Start Records provided
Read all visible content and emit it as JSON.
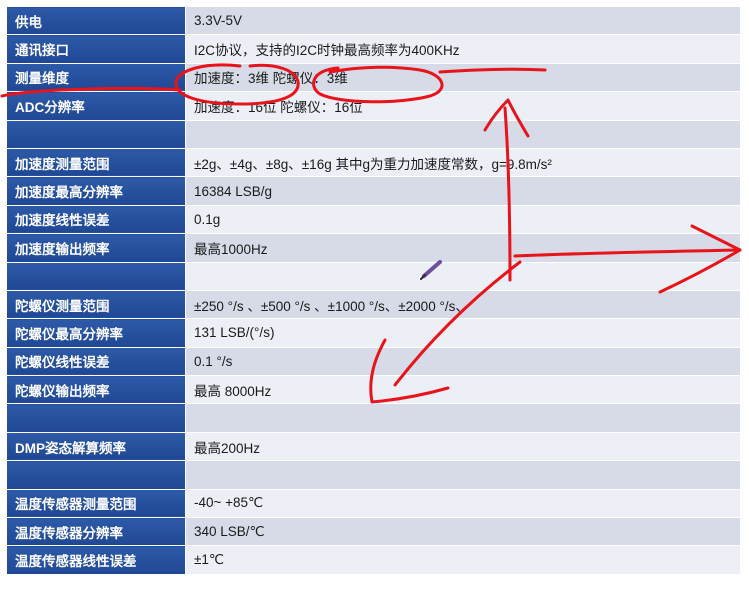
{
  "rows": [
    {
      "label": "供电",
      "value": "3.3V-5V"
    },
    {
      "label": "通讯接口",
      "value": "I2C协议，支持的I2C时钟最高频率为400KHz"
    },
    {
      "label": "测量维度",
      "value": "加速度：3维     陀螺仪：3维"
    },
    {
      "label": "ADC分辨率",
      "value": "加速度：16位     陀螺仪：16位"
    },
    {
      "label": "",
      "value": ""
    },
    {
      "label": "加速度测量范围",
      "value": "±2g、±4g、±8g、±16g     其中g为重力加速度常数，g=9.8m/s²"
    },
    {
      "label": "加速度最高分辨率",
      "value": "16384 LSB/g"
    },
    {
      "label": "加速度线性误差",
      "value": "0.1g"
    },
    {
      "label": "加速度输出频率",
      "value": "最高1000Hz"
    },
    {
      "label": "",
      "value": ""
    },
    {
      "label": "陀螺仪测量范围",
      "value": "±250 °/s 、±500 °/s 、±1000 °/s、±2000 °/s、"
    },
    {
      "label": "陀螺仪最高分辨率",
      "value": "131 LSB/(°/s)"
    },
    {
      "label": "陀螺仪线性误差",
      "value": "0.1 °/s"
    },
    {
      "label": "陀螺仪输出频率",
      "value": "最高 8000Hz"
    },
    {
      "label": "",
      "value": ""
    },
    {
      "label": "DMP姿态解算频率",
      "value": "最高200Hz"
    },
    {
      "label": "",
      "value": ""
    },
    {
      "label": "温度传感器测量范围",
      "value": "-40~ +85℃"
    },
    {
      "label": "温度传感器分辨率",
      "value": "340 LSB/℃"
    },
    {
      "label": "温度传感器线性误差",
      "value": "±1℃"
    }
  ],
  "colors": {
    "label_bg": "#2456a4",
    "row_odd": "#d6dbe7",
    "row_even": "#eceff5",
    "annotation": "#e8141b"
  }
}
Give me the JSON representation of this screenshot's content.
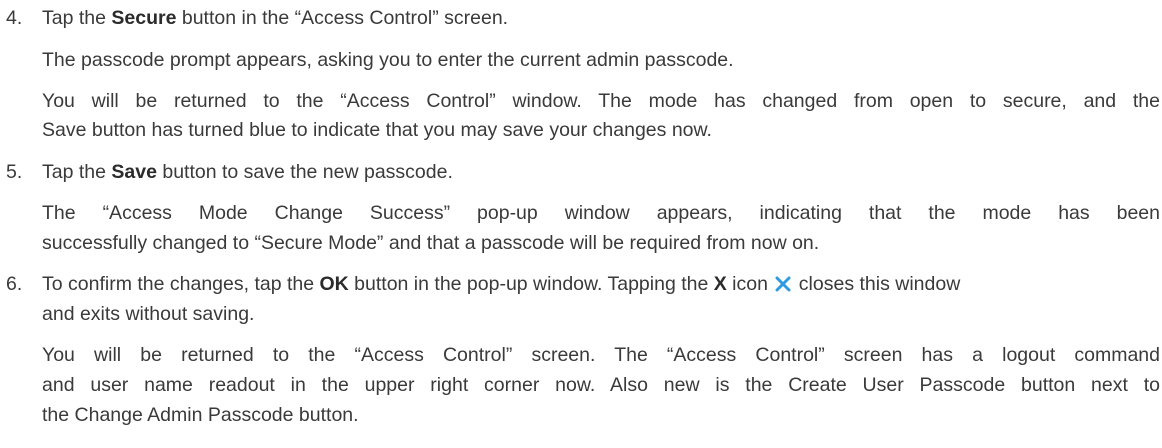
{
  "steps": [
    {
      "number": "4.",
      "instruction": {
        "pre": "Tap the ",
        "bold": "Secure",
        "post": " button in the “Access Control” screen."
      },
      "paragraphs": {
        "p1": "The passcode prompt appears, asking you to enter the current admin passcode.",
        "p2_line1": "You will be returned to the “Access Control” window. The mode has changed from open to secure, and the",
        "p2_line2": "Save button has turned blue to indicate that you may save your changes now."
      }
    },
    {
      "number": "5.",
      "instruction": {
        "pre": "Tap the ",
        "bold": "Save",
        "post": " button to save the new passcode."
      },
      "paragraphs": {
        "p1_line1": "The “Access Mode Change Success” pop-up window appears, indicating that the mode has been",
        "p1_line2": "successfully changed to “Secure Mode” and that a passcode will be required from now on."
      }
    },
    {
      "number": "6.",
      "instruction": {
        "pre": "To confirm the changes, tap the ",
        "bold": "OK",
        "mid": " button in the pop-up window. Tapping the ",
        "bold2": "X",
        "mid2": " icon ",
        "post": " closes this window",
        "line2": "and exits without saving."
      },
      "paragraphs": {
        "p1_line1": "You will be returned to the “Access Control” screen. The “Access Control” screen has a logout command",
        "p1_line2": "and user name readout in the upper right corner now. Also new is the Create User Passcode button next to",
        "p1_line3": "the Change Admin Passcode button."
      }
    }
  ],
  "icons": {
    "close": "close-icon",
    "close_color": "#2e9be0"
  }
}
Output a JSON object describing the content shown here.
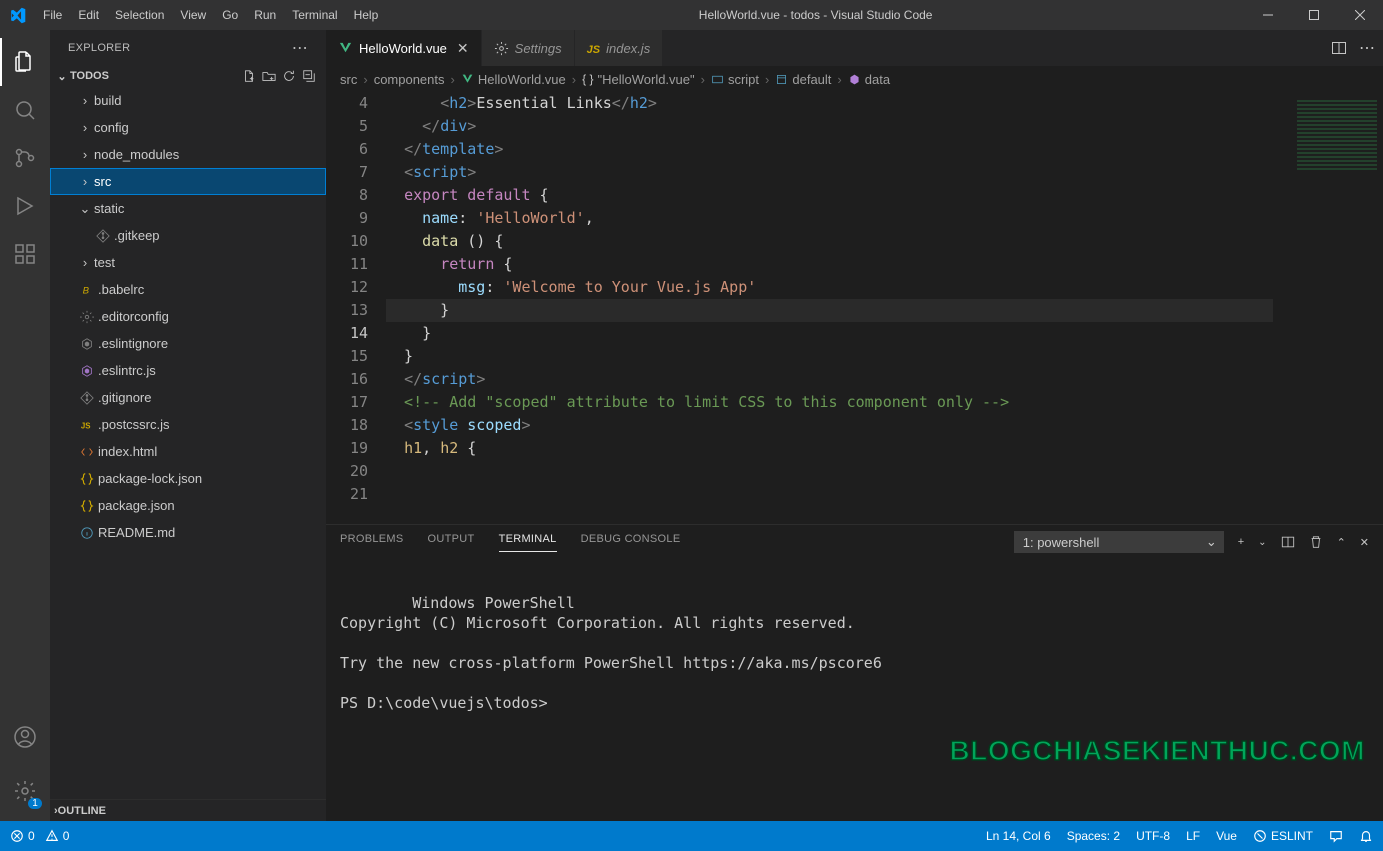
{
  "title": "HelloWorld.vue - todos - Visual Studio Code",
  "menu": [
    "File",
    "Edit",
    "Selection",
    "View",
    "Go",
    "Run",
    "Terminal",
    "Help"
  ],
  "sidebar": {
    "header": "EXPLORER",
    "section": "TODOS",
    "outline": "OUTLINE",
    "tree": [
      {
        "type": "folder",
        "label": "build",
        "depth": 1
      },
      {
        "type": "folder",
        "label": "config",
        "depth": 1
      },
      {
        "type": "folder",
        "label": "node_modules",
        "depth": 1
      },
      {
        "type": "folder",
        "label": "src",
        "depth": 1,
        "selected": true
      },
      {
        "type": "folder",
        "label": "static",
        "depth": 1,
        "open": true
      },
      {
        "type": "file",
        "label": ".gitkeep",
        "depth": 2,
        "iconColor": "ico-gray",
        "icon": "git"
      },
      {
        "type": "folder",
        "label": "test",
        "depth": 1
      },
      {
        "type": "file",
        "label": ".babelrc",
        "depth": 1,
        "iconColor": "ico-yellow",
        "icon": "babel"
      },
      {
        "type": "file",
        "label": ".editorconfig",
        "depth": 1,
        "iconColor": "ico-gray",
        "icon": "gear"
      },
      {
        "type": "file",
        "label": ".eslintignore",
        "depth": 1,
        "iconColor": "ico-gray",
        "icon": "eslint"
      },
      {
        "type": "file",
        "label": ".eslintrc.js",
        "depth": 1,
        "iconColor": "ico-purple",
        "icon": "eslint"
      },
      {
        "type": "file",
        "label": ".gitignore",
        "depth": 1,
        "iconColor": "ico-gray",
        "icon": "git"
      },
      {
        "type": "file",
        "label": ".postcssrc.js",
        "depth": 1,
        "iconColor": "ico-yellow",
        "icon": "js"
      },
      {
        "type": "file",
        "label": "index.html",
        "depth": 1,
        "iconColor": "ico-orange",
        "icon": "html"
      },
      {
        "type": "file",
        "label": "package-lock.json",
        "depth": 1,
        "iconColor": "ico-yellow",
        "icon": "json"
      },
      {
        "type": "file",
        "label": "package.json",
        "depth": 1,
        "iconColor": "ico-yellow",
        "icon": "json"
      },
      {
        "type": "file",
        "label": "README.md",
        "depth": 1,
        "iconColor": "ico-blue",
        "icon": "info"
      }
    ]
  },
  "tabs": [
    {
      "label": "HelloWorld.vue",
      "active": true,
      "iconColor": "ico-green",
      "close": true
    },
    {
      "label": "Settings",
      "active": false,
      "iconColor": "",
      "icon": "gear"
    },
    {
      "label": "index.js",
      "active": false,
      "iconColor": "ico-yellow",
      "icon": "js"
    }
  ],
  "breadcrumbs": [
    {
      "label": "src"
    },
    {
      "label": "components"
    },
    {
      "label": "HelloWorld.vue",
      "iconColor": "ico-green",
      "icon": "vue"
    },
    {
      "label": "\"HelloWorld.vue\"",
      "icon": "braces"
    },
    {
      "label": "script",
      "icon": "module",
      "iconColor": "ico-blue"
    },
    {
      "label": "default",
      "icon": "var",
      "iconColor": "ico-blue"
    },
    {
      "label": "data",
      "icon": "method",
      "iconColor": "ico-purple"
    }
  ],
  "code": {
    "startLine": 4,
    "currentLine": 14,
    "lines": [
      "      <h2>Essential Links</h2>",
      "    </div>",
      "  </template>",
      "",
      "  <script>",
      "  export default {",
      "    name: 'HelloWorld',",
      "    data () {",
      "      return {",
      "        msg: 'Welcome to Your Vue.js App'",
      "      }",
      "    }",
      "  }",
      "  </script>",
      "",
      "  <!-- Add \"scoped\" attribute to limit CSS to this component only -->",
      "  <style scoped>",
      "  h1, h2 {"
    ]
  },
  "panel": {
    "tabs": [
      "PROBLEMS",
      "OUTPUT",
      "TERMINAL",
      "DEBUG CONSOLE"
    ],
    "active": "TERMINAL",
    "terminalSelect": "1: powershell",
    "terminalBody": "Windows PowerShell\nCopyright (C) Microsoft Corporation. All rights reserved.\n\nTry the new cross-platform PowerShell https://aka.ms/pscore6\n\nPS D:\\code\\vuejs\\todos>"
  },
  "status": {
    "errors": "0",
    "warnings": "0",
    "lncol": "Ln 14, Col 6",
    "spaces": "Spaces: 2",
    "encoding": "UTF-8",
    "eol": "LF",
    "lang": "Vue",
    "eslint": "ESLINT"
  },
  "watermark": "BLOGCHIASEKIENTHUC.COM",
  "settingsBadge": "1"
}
End Records provided
**What needs to be done:** Return the material word for word. Pictures are not part of the copy.

**In response:**
Read all visible content and emit it as JSON.
{
  "rows": [
    {
      "label": "供电",
      "value": "3.3V-5V"
    },
    {
      "label": "通讯接口",
      "value": "I2C协议，支持的I2C时钟最高频率为400KHz"
    },
    {
      "label": "测量维度",
      "value": "加速度：3维     陀螺仪：3维"
    },
    {
      "label": "ADC分辨率",
      "value": "加速度：16位     陀螺仪：16位"
    },
    {
      "label": "",
      "value": ""
    },
    {
      "label": "加速度测量范围",
      "value": "±2g、±4g、±8g、±16g     其中g为重力加速度常数，g=9.8m/s²"
    },
    {
      "label": "加速度最高分辨率",
      "value": "16384 LSB/g"
    },
    {
      "label": "加速度线性误差",
      "value": "0.1g"
    },
    {
      "label": "加速度输出频率",
      "value": "最高1000Hz"
    },
    {
      "label": "",
      "value": ""
    },
    {
      "label": "陀螺仪测量范围",
      "value": "±250 °/s 、±500 °/s 、±1000 °/s、±2000 °/s、"
    },
    {
      "label": "陀螺仪最高分辨率",
      "value": "131 LSB/(°/s)"
    },
    {
      "label": "陀螺仪线性误差",
      "value": "0.1 °/s"
    },
    {
      "label": "陀螺仪输出频率",
      "value": "最高 8000Hz"
    },
    {
      "label": "",
      "value": ""
    },
    {
      "label": "DMP姿态解算频率",
      "value": "最高200Hz"
    },
    {
      "label": "",
      "value": ""
    },
    {
      "label": "温度传感器测量范围",
      "value": "-40~ +85℃"
    },
    {
      "label": "温度传感器分辨率",
      "value": "340 LSB/℃"
    },
    {
      "label": "温度传感器线性误差",
      "value": "±1℃"
    }
  ],
  "colors": {
    "label_bg": "#2456a4",
    "row_odd": "#d6dbe7",
    "row_even": "#eceff5",
    "annotation": "#e8141b"
  }
}
Give me the JSON representation of this screenshot's content.
{
  "steps": [
    {
      "number": "4.",
      "instruction": {
        "pre": "Tap the ",
        "bold": "Secure",
        "post": " button in the “Access Control” screen."
      },
      "paragraphs": {
        "p1": "The passcode prompt appears, asking you to enter the current admin passcode.",
        "p2_line1": "You will be returned to the “Access Control” window. The mode has changed from open to secure, and the",
        "p2_line2": "Save button has turned blue to indicate that you may save your changes now."
      }
    },
    {
      "number": "5.",
      "instruction": {
        "pre": "Tap the ",
        "bold": "Save",
        "post": " button to save the new passcode."
      },
      "paragraphs": {
        "p1_line1": "The “Access Mode Change Success” pop-up window appears, indicating that the mode has been",
        "p1_line2": "successfully changed to “Secure Mode” and that a passcode will be required from now on."
      }
    },
    {
      "number": "6.",
      "instruction": {
        "pre": "To confirm the changes, tap the ",
        "bold": "OK",
        "mid": " button in the pop-up window. Tapping the ",
        "bold2": "X",
        "mid2": " icon ",
        "post": " closes this window",
        "line2": "and exits without saving."
      },
      "paragraphs": {
        "p1_line1": "You will be returned to the “Access Control” screen. The “Access Control” screen has a logout command",
        "p1_line2": "and user name readout in the upper right corner now. Also new is the Create User Passcode button next to",
        "p1_line3": "the Change Admin Passcode button."
      }
    }
  ],
  "icons": {
    "close": "close-icon",
    "close_color": "#2e9be0"
  }
}
Output a JSON object describing the content shown here.
{
  "title": "HelloWorld.vue - todos - Visual Studio Code",
  "menu": [
    "File",
    "Edit",
    "Selection",
    "View",
    "Go",
    "Run",
    "Terminal",
    "Help"
  ],
  "sidebar": {
    "header": "EXPLORER",
    "section": "TODOS",
    "outline": "OUTLINE",
    "tree": [
      {
        "type": "folder",
        "label": "build",
        "depth": 1
      },
      {
        "type": "folder",
        "label": "config",
        "depth": 1
      },
      {
        "type": "folder",
        "label": "node_modules",
        "depth": 1
      },
      {
        "type": "folder",
        "label": "src",
        "depth": 1,
        "selected": true
      },
      {
        "type": "folder",
        "label": "static",
        "depth": 1,
        "open": true
      },
      {
        "type": "file",
        "label": ".gitkeep",
        "depth": 2,
        "iconColor": "ico-gray",
        "icon": "git"
      },
      {
        "type": "folder",
        "label": "test",
        "depth": 1
      },
      {
        "type": "file",
        "label": ".babelrc",
        "depth": 1,
        "iconColor": "ico-yellow",
        "icon": "babel"
      },
      {
        "type": "file",
        "label": ".editorconfig",
        "depth": 1,
        "iconColor": "ico-gray",
        "icon": "gear"
      },
      {
        "type": "file",
        "label": ".eslintignore",
        "depth": 1,
        "iconColor": "ico-gray",
        "icon": "eslint"
      },
      {
        "type": "file",
        "label": ".eslintrc.js",
        "depth": 1,
        "iconColor": "ico-purple",
        "icon": "eslint"
      },
      {
        "type": "file",
        "label": ".gitignore",
        "depth": 1,
        "iconColor": "ico-gray",
        "icon": "git"
      },
      {
        "type": "file",
        "label": ".postcssrc.js",
        "depth": 1,
        "iconColor": "ico-yellow",
        "icon": "js"
      },
      {
        "type": "file",
        "label": "index.html",
        "depth": 1,
        "iconColor": "ico-orange",
        "icon": "html"
      },
      {
        "type": "file",
        "label": "package-lock.json",
        "depth": 1,
        "iconColor": "ico-yellow",
        "icon": "json"
      },
      {
        "type": "file",
        "label": "package.json",
        "depth": 1,
        "iconColor": "ico-yellow",
        "icon": "json"
      },
      {
        "type": "file",
        "label": "README.md",
        "depth": 1,
        "iconColor": "ico-blue",
        "icon": "info"
      }
    ]
  },
  "tabs": [
    {
      "label": "HelloWorld.vue",
      "active": true,
      "iconColor": "ico-green",
      "close": true
    },
    {
      "label": "Settings",
      "active": false,
      "iconColor": "",
      "icon": "gear"
    },
    {
      "label": "index.js",
      "active": false,
      "iconColor": "ico-yellow",
      "icon": "js"
    }
  ],
  "breadcrumbs": [
    {
      "label": "src"
    },
    {
      "label": "components"
    },
    {
      "label": "HelloWorld.vue",
      "iconColor": "ico-green",
      "icon": "vue"
    },
    {
      "label": "\"HelloWorld.vue\"",
      "icon": "braces"
    },
    {
      "label": "script",
      "icon": "module",
      "iconColor": "ico-blue"
    },
    {
      "label": "default",
      "icon": "var",
      "iconColor": "ico-blue"
    },
    {
      "label": "data",
      "icon": "method",
      "iconColor": "ico-purple"
    }
  ],
  "code": {
    "startLine": 4,
    "currentLine": 14,
    "lines": [
      "      <h2>Essential Links</h2>",
      "    </div>",
      "  </template>",
      "",
      "  <script>",
      "  export default {",
      "    name: 'HelloWorld',",
      "    data () {",
      "      return {",
      "        msg: 'Welcome to Your Vue.js App'",
      "      }",
      "    }",
      "  }",
      "  </script>",
      "",
      "  <!-- Add \"scoped\" attribute to limit CSS to this component only -->",
      "  <style scoped>",
      "  h1, h2 {"
    ]
  },
  "panel": {
    "tabs": [
      "PROBLEMS",
      "OUTPUT",
      "TERMINAL",
      "DEBUG CONSOLE"
    ],
    "active": "TERMINAL",
    "terminalSelect": "1: powershell",
    "terminalBody": "Windows PowerShell\nCopyright (C) Microsoft Corporation. All rights reserved.\n\nTry the new cross-platform PowerShell https://aka.ms/pscore6\n\nPS D:\\code\\vuejs\\todos>"
  },
  "status": {
    "errors": "0",
    "warnings": "0",
    "lncol": "Ln 14, Col 6",
    "spaces": "Spaces: 2",
    "encoding": "UTF-8",
    "eol": "LF",
    "lang": "Vue",
    "eslint": "ESLINT"
  },
  "watermark": "BLOGCHIASEKIENTHUC.COM",
  "settingsBadge": "1"
}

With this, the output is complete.